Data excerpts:
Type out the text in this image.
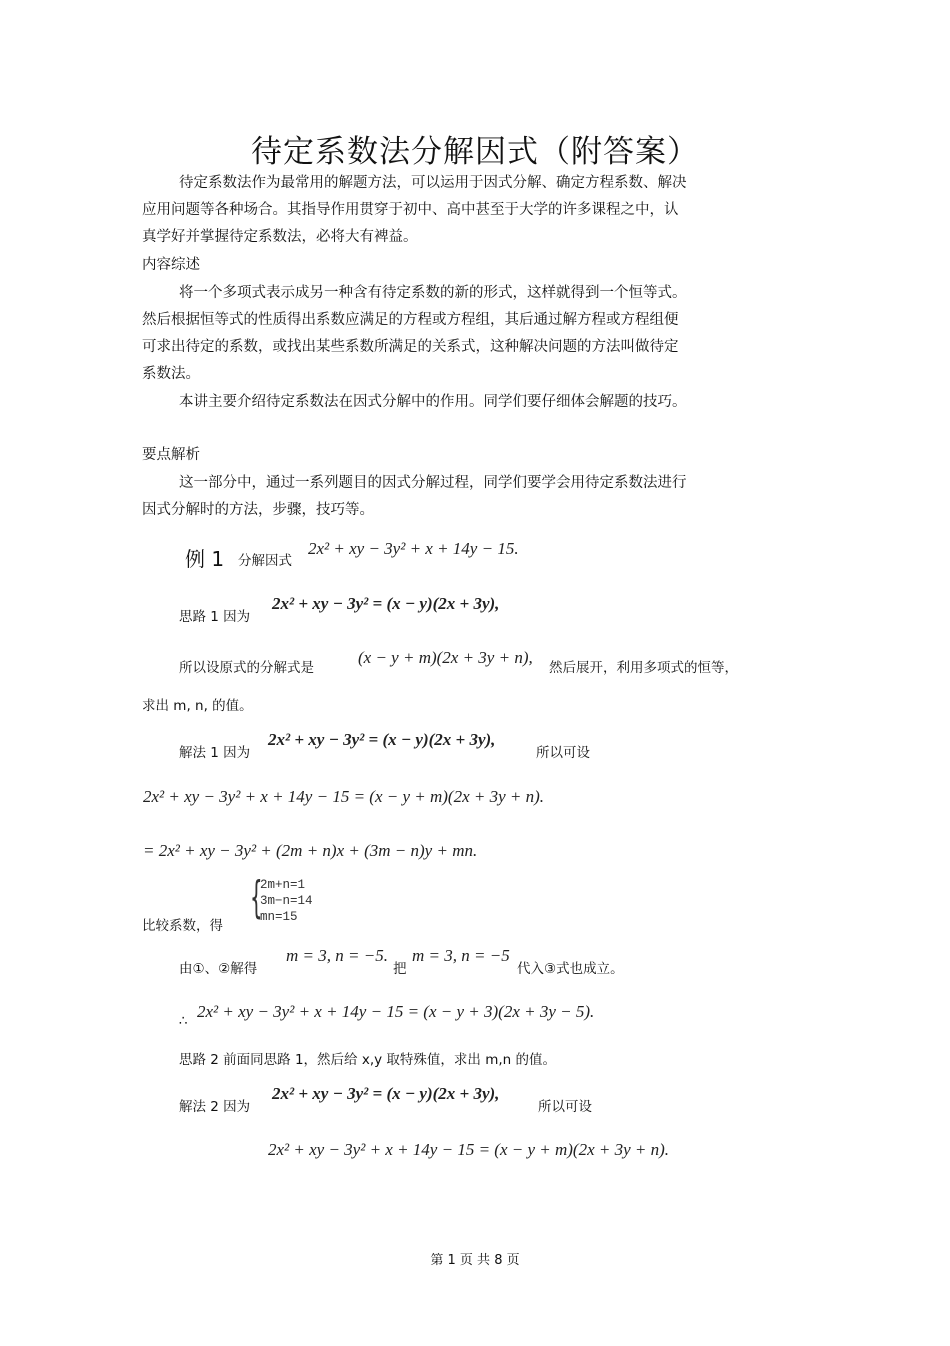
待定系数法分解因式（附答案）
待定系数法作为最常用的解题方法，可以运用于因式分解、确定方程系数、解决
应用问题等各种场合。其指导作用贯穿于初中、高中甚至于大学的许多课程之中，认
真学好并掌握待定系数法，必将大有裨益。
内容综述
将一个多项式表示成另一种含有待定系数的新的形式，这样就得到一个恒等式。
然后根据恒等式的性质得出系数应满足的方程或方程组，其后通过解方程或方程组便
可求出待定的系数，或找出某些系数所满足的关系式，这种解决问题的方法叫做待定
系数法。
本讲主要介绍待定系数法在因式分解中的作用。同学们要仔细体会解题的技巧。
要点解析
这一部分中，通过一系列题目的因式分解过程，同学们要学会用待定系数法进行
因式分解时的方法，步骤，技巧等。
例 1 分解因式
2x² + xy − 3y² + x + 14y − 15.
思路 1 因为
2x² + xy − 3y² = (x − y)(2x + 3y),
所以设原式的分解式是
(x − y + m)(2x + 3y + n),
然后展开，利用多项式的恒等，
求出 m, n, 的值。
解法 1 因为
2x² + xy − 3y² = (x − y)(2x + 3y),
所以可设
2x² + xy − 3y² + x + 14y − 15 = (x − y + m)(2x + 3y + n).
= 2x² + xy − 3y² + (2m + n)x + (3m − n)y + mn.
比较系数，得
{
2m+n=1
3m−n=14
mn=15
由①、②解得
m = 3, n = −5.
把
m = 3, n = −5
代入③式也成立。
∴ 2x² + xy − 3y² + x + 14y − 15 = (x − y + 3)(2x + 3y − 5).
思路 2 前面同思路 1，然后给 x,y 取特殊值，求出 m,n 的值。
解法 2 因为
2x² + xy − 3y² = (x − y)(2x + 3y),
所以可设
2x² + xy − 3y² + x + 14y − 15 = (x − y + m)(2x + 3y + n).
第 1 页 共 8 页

WHAT IS REQUIRED: Your task is an exact transcription of all the data, minus the pictures.

TASK SOLUTION:
Type out the text in this image.
待定系数法分解因式（附答案）
待定系数法作为最常用的解题方法，可以运用于因式分解、确定方程系数、解决
应用问题等各种场合。其指导作用贯穿于初中、高中甚至于大学的许多课程之中，认
真学好并掌握待定系数法，必将大有裨益。
内容综述
将一个多项式表示成另一种含有待定系数的新的形式，这样就得到一个恒等式。
然后根据恒等式的性质得出系数应满足的方程或方程组，其后通过解方程或方程组便
可求出待定的系数，或找出某些系数所满足的关系式，这种解决问题的方法叫做待定
系数法。
本讲主要介绍待定系数法在因式分解中的作用。同学们要仔细体会解题的技巧。
要点解析
这一部分中，通过一系列题目的因式分解过程，同学们要学会用待定系数法进行
因式分解时的方法，步骤，技巧等。
例 1 分解因式
2x² + xy − 3y² + x + 14y − 15.
思路 1 因为
2x² + xy − 3y² = (x − y)(2x + 3y),
所以设原式的分解式是
(x − y + m)(2x + 3y + n),
然后展开，利用多项式的恒等，
求出 m, n, 的值。
解法 1 因为
2x² + xy − 3y² = (x − y)(2x + 3y),
所以可设
2x² + xy − 3y² + x + 14y − 15 = (x − y + m)(2x + 3y + n).
= 2x² + xy − 3y² + (2m + n)x + (3m − n)y + mn.
比较系数，得
{
2m+n=1
3m−n=14
mn=15
由①、②解得
m = 3, n = −5.
把
m = 3, n = −5
代入③式也成立。
∴ 2x² + xy − 3y² + x + 14y − 15 = (x − y + 3)(2x + 3y − 5).
思路 2 前面同思路 1，然后给 x,y 取特殊值，求出 m,n 的值。
解法 2 因为
2x² + xy − 3y² = (x − y)(2x + 3y),
所以可设
2x² + xy − 3y² + x + 14y − 15 = (x − y + m)(2x + 3y + n).
第 1 页 共 8 页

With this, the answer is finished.